◆ YOUR GOAL ◆
Find each line with the word "تاریخ" and state how many there are, nothing more.

◆ EXERCISE MATERIAL ◆

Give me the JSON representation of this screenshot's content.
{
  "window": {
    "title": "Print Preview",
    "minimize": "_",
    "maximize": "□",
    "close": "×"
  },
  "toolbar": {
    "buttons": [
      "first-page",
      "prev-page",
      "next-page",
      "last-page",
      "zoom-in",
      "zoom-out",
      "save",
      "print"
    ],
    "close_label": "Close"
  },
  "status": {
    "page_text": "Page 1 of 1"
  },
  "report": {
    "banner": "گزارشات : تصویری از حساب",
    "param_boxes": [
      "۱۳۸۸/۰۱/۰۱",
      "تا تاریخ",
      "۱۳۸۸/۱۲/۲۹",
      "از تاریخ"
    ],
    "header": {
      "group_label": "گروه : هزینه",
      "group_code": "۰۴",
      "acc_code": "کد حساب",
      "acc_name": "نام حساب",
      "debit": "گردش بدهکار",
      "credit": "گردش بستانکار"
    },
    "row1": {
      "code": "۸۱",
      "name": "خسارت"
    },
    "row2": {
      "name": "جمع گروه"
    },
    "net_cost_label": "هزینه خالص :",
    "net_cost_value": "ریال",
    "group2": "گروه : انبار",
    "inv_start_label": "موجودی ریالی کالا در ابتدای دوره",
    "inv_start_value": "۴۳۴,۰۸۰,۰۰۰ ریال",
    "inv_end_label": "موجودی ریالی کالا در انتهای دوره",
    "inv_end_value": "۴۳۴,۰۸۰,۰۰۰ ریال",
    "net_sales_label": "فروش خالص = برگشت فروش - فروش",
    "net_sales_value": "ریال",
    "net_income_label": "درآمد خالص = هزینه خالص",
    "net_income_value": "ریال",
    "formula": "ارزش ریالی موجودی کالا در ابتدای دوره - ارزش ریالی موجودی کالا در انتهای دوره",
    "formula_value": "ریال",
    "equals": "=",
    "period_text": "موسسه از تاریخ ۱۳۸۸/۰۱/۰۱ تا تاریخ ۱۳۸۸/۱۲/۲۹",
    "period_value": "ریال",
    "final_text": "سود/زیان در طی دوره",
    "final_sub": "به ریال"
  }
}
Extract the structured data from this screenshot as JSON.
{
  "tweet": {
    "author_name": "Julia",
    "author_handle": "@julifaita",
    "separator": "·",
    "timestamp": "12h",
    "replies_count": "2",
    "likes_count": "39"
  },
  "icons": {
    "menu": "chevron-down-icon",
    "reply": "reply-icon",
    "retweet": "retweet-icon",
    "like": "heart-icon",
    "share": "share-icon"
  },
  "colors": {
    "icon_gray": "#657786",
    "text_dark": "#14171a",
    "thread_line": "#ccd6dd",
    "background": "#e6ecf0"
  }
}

◆ FINAL RESULT ◆
3